● Provided data

>> start

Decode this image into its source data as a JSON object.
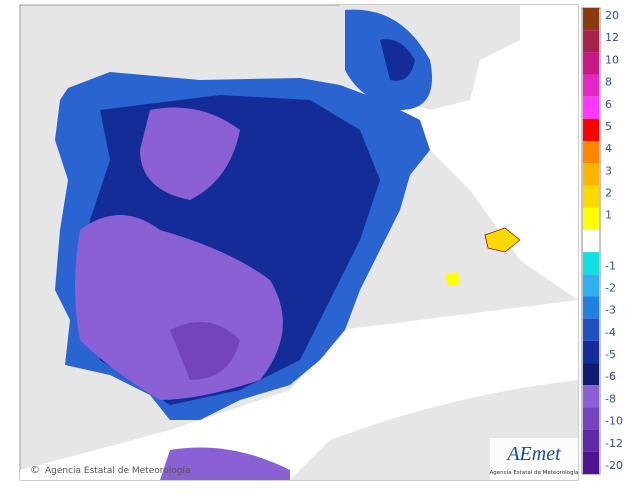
{
  "legend": {
    "items": [
      {
        "label": "20",
        "color": "#8b3a10"
      },
      {
        "label": "12",
        "color": "#a8204c"
      },
      {
        "label": "10",
        "color": "#c81888"
      },
      {
        "label": "8",
        "color": "#e428c8"
      },
      {
        "label": "6",
        "color": "#ff38ff"
      },
      {
        "label": "5",
        "color": "#ff0000"
      },
      {
        "label": "4",
        "color": "#ff8800"
      },
      {
        "label": "3",
        "color": "#ffb400"
      },
      {
        "label": "2",
        "color": "#ffd800"
      },
      {
        "label": "1",
        "color": "#ffff00"
      },
      {
        "label": "-1",
        "color": "#10e0e0"
      },
      {
        "label": "-2",
        "color": "#30b0f0"
      },
      {
        "label": "-3",
        "color": "#2080e0"
      },
      {
        "label": "-4",
        "color": "#2050c0"
      },
      {
        "label": "-5",
        "color": "#142c98"
      },
      {
        "label": "-6",
        "color": "#101c70"
      },
      {
        "label": "-8",
        "color": "#8a60d4"
      },
      {
        "label": "-10",
        "color": "#7444bc"
      },
      {
        "label": "-12",
        "color": "#6028a4"
      },
      {
        "label": "-20",
        "color": "#4e1490"
      }
    ]
  },
  "credit": "Agencia Estatal de Meteorología",
  "logo": {
    "name": "AEmet",
    "subtitle": "Agencia Estatal de Meteorología"
  }
}
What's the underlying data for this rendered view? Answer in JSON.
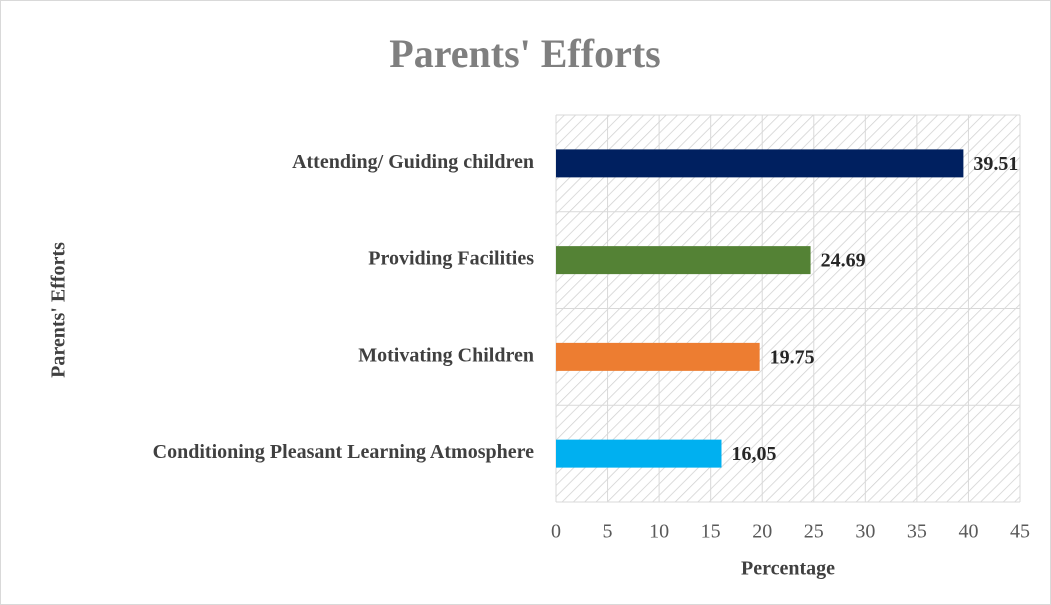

>> end

● Goal of the exercise
Where does the word "this" appear? Return each line that holds it.

● The reply
Decode this image into its source data as a JSON object.
What's the underlying data for this rendered view? Answer in JSON.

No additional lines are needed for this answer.